■ What you should do ■
Copy nothing but the text: reproduce each line of the listing exactly and leave the pictures out.

(Records excerpted from a collection)
▬▬▬▬▬▬

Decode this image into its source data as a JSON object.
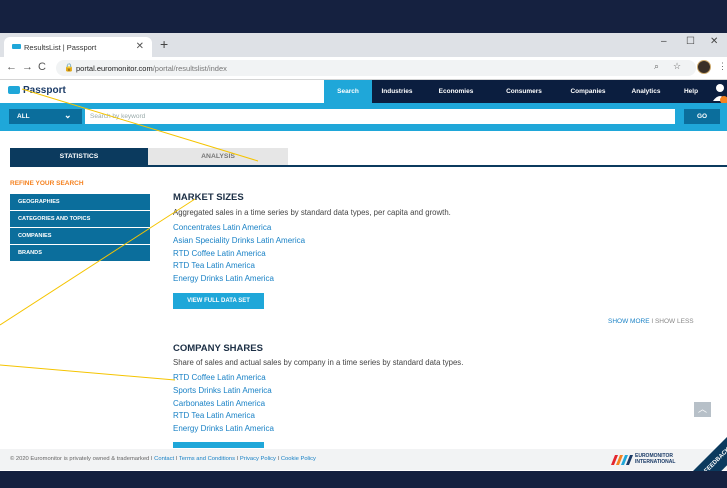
{
  "browser": {
    "tab_title": "ResultsList | Passport",
    "tab_close": "✕",
    "new_tab": "+",
    "url_host": "portal.euromonitor.com",
    "url_path": "/portal/resultslist/index",
    "win_minimize": "–",
    "win_maximize": "☐",
    "win_close": "✕"
  },
  "header": {
    "logo": "Passport",
    "nav": [
      {
        "label": "Search",
        "active": true
      },
      {
        "label": "Industries"
      },
      {
        "label": "Economies"
      },
      {
        "label": "Consumers"
      },
      {
        "label": "Companies"
      },
      {
        "label": "Analytics"
      },
      {
        "label": "Help"
      }
    ]
  },
  "search": {
    "scope": "ALL",
    "placeholder": "Search by keyword",
    "go_label": "GO"
  },
  "tabs": {
    "statistics": "STATISTICS",
    "analysis": "ANALYSIS"
  },
  "sidebar": {
    "heading": "REFINE YOUR SEARCH",
    "items": [
      "GEOGRAPHIES",
      "CATEGORIES AND TOPICS",
      "COMPANIES",
      "BRANDS"
    ]
  },
  "market_sizes": {
    "title": "MARKET SIZES",
    "description": "Aggregated sales in a time series by standard data types, per capita and growth.",
    "links": [
      "Concentrates Latin America",
      "Asian Speciality Drinks Latin America",
      "RTD Coffee Latin America",
      "RTD Tea Latin America",
      "Energy Drinks Latin America"
    ],
    "button": "VIEW FULL DATA SET",
    "show_more": "SHOW MORE",
    "show_less": "SHOW LESS",
    "separator": "I"
  },
  "company_shares": {
    "title": "COMPANY SHARES",
    "description": "Share of sales and actual sales by company in a time series by standard data types.",
    "links": [
      "RTD Coffee Latin America",
      "Sports Drinks Latin America",
      "Carbonates Latin America",
      "RTD Tea Latin America",
      "Energy Drinks Latin America"
    ]
  },
  "footer": {
    "copyright": "© 2020 Euromonitor is privately owned & trademarked",
    "sep": "I",
    "links": [
      "Contact",
      "Terms and Conditions",
      "Privacy Policy",
      "Cookie Policy"
    ],
    "logo_line1": "EUROMONITOR",
    "logo_line2": "INTERNATIONAL",
    "feedback": "FEEDBACK"
  },
  "colors": {
    "page_bg": "#152140",
    "nav_bg": "#0b1e3f",
    "accent": "#1fa7d9",
    "dark_blue": "#0b3a5e",
    "orange": "#f58220",
    "annotation_line": "#f5c400"
  }
}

▬▬▬▬▬▬

■ Exercise response ■
Decode this image into its source data as a JSON object.
{
  "browser": {
    "tab_title": "ResultsList | Passport",
    "tab_close": "✕",
    "new_tab": "+",
    "url_host": "portal.euromonitor.com",
    "url_path": "/portal/resultslist/index",
    "win_minimize": "–",
    "win_maximize": "☐",
    "win_close": "✕"
  },
  "header": {
    "logo": "Passport",
    "nav": [
      {
        "label": "Search",
        "active": true
      },
      {
        "label": "Industries"
      },
      {
        "label": "Economies"
      },
      {
        "label": "Consumers"
      },
      {
        "label": "Companies"
      },
      {
        "label": "Analytics"
      },
      {
        "label": "Help"
      }
    ]
  },
  "search": {
    "scope": "ALL",
    "placeholder": "Search by keyword",
    "go_label": "GO"
  },
  "tabs": {
    "statistics": "STATISTICS",
    "analysis": "ANALYSIS"
  },
  "sidebar": {
    "heading": "REFINE YOUR SEARCH",
    "items": [
      "GEOGRAPHIES",
      "CATEGORIES AND TOPICS",
      "COMPANIES",
      "BRANDS"
    ]
  },
  "market_sizes": {
    "title": "MARKET SIZES",
    "description": "Aggregated sales in a time series by standard data types, per capita and growth.",
    "links": [
      "Concentrates Latin America",
      "Asian Speciality Drinks Latin America",
      "RTD Coffee Latin America",
      "RTD Tea Latin America",
      "Energy Drinks Latin America"
    ],
    "button": "VIEW FULL DATA SET",
    "show_more": "SHOW MORE",
    "show_less": "SHOW LESS",
    "separator": "I"
  },
  "company_shares": {
    "title": "COMPANY SHARES",
    "description": "Share of sales and actual sales by company in a time series by standard data types.",
    "links": [
      "RTD Coffee Latin America",
      "Sports Drinks Latin America",
      "Carbonates Latin America",
      "RTD Tea Latin America",
      "Energy Drinks Latin America"
    ]
  },
  "footer": {
    "copyright": "© 2020 Euromonitor is privately owned & trademarked",
    "sep": "I",
    "links": [
      "Contact",
      "Terms and Conditions",
      "Privacy Policy",
      "Cookie Policy"
    ],
    "logo_line1": "EUROMONITOR",
    "logo_line2": "INTERNATIONAL",
    "feedback": "FEEDBACK"
  },
  "colors": {
    "page_bg": "#152140",
    "nav_bg": "#0b1e3f",
    "accent": "#1fa7d9",
    "dark_blue": "#0b3a5e",
    "orange": "#f58220",
    "annotation_line": "#f5c400"
  }
}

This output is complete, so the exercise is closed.